- WHAT YOU ARE ASKED TO DO: Give the number of lines in the entries that contain "pietade". State only the count.

==================================================

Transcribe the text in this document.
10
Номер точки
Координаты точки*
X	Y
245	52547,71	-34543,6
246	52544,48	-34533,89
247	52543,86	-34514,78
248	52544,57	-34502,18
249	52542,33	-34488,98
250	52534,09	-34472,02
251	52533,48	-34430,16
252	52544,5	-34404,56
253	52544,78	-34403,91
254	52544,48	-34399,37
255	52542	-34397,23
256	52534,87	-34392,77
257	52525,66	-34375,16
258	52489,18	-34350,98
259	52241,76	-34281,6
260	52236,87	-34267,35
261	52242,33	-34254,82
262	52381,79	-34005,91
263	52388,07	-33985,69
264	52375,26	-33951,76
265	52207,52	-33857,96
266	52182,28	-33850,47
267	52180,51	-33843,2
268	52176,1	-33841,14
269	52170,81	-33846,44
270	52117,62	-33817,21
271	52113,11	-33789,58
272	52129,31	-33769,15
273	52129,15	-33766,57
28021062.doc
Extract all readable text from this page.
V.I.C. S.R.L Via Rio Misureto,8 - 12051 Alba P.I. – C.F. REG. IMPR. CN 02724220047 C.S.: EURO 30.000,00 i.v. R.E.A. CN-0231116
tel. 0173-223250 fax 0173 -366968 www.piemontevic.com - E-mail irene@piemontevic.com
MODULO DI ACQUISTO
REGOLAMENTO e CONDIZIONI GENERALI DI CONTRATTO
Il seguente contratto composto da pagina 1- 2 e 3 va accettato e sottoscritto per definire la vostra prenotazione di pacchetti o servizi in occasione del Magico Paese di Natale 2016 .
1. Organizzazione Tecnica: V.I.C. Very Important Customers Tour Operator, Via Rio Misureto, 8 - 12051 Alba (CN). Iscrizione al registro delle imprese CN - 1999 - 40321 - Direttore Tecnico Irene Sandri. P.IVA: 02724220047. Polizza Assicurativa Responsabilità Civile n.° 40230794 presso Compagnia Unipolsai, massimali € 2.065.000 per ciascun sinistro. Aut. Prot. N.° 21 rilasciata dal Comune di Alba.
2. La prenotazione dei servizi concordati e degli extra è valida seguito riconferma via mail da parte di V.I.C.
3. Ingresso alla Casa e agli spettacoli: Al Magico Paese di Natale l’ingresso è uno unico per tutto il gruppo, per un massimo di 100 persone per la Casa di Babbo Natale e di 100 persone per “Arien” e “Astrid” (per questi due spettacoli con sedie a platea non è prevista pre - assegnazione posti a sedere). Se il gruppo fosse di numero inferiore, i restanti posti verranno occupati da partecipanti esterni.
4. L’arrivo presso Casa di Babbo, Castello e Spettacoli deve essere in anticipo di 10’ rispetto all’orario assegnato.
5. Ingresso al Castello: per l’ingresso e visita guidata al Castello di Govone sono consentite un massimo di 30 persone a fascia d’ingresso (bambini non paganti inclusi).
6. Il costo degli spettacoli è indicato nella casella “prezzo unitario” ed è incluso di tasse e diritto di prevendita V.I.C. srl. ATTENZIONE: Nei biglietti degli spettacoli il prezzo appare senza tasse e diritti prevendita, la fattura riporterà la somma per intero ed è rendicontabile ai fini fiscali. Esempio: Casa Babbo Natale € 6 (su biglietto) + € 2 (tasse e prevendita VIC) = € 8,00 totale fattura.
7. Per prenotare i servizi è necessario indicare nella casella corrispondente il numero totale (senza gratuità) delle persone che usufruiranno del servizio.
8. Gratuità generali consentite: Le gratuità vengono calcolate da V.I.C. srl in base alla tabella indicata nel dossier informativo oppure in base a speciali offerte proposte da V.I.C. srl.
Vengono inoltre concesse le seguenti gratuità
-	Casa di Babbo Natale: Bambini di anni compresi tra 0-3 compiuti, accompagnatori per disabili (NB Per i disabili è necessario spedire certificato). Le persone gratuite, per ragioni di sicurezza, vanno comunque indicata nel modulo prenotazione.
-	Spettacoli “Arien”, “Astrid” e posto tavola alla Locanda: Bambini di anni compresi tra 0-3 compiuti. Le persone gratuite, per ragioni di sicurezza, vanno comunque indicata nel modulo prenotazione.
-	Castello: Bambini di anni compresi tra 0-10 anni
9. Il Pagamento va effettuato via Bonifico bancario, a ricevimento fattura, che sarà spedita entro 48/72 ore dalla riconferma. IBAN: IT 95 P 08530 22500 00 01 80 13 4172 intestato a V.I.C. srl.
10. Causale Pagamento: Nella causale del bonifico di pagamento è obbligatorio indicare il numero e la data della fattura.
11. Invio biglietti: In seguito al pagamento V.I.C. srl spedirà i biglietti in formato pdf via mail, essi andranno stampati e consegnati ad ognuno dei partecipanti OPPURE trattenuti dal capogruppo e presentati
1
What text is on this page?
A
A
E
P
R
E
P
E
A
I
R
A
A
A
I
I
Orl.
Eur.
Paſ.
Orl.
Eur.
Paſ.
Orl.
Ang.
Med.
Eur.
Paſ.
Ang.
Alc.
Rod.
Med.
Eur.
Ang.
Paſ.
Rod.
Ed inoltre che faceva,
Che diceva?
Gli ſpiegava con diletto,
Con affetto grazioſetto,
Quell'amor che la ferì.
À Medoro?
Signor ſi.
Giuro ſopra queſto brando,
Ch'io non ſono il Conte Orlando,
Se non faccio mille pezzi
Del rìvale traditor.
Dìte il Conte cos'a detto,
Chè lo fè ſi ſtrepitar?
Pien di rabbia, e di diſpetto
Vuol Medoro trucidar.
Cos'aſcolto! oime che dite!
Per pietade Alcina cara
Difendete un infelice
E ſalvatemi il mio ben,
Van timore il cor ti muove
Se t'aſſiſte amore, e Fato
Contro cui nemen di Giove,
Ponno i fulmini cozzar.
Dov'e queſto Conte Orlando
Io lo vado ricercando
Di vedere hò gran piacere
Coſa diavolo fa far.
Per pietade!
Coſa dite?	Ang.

==================================================

- TASK SOLUTION: 2